> **Exercise prompt**
List each line of the data that holds the string "which", please.

▬▬▬▬▬▬

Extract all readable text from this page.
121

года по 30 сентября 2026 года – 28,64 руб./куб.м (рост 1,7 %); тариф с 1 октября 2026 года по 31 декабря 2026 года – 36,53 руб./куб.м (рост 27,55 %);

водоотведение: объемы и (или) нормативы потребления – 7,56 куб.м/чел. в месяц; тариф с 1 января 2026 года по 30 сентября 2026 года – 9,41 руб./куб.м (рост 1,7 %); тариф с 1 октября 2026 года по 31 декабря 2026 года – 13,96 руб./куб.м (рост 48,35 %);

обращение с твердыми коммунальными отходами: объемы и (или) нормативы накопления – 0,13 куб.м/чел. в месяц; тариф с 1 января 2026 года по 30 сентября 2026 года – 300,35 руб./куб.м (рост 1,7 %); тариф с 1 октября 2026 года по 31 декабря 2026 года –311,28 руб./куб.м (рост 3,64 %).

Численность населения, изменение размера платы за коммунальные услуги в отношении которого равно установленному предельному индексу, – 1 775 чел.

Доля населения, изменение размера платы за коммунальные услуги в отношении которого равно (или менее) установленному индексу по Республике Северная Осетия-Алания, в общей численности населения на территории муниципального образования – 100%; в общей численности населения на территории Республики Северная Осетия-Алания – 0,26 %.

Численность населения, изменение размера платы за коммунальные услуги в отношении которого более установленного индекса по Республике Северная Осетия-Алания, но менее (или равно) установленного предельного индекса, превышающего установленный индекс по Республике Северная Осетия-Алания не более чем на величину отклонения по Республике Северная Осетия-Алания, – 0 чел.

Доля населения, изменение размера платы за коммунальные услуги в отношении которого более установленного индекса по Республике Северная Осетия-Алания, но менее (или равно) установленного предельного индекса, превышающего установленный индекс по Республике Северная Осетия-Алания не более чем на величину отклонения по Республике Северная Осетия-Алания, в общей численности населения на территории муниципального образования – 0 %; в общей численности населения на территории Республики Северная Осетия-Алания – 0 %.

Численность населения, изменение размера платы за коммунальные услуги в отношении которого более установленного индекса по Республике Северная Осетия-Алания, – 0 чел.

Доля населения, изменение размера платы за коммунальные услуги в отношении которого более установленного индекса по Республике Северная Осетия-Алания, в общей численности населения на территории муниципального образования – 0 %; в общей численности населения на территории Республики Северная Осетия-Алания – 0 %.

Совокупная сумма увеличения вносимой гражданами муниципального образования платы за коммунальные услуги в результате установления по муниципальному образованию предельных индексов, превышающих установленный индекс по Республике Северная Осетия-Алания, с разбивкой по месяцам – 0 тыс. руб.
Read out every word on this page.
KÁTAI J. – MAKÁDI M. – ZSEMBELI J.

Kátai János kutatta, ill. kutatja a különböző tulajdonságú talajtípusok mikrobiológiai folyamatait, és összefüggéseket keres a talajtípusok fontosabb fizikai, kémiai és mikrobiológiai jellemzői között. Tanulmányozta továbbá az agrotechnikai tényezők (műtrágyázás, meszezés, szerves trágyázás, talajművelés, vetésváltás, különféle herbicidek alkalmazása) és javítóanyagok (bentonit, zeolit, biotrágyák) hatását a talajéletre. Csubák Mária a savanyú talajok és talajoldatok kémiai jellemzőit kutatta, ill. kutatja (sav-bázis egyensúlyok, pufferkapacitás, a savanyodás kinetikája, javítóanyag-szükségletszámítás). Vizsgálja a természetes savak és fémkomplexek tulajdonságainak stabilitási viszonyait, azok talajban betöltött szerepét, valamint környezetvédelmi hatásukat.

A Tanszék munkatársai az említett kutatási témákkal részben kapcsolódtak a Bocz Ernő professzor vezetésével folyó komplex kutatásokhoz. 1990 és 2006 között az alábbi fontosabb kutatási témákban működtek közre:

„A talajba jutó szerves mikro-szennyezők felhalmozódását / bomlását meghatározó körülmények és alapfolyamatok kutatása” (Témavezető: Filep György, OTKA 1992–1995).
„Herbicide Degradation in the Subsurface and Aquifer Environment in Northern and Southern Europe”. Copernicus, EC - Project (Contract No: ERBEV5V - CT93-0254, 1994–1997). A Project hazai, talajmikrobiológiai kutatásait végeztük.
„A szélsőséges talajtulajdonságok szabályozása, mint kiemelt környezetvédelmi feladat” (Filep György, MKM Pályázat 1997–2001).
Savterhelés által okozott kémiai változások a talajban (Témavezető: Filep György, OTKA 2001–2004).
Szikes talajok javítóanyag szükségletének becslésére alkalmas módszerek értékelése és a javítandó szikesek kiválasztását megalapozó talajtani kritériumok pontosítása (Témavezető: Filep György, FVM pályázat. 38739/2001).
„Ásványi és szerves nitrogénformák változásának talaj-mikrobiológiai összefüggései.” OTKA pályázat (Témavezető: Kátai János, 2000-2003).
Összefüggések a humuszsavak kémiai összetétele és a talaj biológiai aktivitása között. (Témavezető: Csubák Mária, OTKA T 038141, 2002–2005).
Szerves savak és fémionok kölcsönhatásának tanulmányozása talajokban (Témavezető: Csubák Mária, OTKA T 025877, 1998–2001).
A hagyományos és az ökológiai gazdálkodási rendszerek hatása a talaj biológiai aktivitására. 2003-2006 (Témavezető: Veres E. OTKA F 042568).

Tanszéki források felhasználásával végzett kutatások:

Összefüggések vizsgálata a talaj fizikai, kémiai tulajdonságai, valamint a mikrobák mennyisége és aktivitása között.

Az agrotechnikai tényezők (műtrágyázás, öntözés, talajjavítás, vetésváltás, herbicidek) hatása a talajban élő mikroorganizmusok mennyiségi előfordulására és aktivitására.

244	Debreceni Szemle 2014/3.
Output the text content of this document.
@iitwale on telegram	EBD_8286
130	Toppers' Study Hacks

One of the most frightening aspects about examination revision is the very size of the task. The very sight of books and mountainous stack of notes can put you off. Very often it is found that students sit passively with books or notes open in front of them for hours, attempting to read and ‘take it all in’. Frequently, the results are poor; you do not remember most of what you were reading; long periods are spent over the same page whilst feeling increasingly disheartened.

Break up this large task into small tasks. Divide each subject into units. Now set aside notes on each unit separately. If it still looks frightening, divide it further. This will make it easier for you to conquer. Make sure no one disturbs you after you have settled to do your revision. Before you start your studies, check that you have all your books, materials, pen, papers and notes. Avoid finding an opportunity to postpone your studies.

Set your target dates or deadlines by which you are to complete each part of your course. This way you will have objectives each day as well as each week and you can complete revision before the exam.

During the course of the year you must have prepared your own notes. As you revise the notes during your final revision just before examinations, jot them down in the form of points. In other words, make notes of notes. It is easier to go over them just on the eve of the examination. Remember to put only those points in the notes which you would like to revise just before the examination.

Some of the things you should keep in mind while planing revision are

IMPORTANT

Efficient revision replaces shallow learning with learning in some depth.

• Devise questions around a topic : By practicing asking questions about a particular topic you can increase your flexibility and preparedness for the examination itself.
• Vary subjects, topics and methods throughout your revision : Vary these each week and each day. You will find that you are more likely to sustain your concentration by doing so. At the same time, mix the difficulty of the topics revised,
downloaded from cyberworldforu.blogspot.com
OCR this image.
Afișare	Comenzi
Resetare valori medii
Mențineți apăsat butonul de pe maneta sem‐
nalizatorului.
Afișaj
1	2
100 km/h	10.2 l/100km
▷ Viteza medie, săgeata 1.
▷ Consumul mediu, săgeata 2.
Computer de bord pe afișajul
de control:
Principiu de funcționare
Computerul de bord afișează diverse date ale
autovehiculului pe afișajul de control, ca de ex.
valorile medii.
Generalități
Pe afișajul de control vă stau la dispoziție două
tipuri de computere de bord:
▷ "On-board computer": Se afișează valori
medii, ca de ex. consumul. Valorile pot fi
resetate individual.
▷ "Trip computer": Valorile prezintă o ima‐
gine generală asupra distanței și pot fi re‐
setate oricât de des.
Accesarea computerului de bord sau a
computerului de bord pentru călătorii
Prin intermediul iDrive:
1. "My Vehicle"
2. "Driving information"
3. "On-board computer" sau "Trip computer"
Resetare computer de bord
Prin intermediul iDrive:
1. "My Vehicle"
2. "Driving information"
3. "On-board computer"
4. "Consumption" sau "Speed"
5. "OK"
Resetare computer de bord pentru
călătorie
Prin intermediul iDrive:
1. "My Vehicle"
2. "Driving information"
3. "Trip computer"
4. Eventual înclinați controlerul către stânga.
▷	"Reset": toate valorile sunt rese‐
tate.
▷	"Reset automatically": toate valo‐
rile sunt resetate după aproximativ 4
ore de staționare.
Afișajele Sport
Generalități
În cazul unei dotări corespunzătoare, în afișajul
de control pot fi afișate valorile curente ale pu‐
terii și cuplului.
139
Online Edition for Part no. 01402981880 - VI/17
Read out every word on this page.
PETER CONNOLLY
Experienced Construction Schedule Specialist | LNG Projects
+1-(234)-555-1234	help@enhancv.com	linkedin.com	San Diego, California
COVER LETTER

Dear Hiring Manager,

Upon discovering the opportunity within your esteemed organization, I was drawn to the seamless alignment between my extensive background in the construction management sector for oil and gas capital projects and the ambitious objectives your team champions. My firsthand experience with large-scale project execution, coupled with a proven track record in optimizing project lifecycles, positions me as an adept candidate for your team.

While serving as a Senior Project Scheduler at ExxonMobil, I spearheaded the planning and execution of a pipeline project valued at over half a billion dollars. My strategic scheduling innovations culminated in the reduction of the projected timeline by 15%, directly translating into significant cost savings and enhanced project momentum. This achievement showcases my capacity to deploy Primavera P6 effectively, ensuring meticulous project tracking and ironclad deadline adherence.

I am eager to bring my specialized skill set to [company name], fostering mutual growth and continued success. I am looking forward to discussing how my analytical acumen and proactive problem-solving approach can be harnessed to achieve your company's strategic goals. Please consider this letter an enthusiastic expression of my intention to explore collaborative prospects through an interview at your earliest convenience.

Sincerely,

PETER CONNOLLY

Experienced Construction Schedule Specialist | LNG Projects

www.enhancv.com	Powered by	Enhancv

▬▬▬▬▬▬

> **Answer to the exercise**
Set your target dates or deadlines by which you are to complete each part of your course. This way you will have objectives each day as well as each week and you can complete revision before the exam.
During the course of the year you must have prepared your own notes. As you revise the notes during your final revision just before examinations, jot them down in the form of points. In other words, make notes of notes. It is easier to go over them just on the eve of the examination. Remember to put only those points in the notes which you would like to revise just before the examination.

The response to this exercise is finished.